## START Records supplied

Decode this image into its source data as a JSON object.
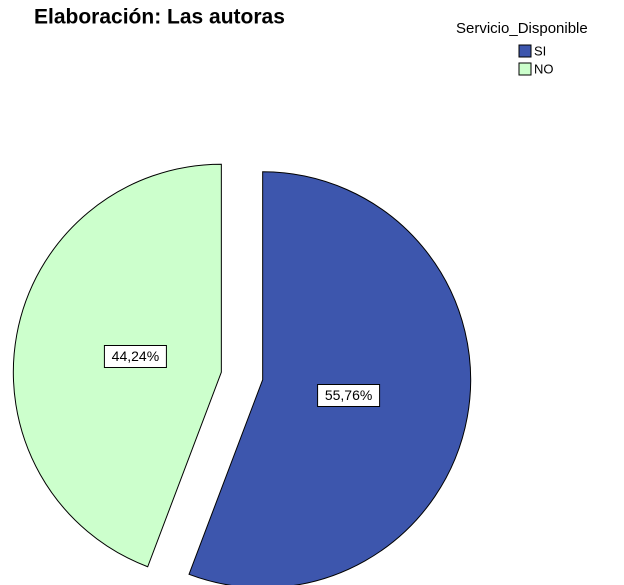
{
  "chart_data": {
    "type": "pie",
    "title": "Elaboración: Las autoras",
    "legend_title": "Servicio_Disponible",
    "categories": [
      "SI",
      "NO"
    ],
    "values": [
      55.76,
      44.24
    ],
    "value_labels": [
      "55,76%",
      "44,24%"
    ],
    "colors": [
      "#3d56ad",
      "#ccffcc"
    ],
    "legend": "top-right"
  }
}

## END Records supplied

Required work:
Print all of the entries word for word. Omit the pictures they contain.

Expected output:
Decode this image into its source data as a JSON object.
{
  "chart_data": {
    "type": "pie",
    "title": "Elaboración: Las autoras",
    "legend_title": "Servicio_Disponible",
    "categories": [
      "SI",
      "NO"
    ],
    "values": [
      55.76,
      44.24
    ],
    "value_labels": [
      "55,76%",
      "44,24%"
    ],
    "colors": [
      "#3d56ad",
      "#ccffcc"
    ],
    "legend": "top-right"
  }
}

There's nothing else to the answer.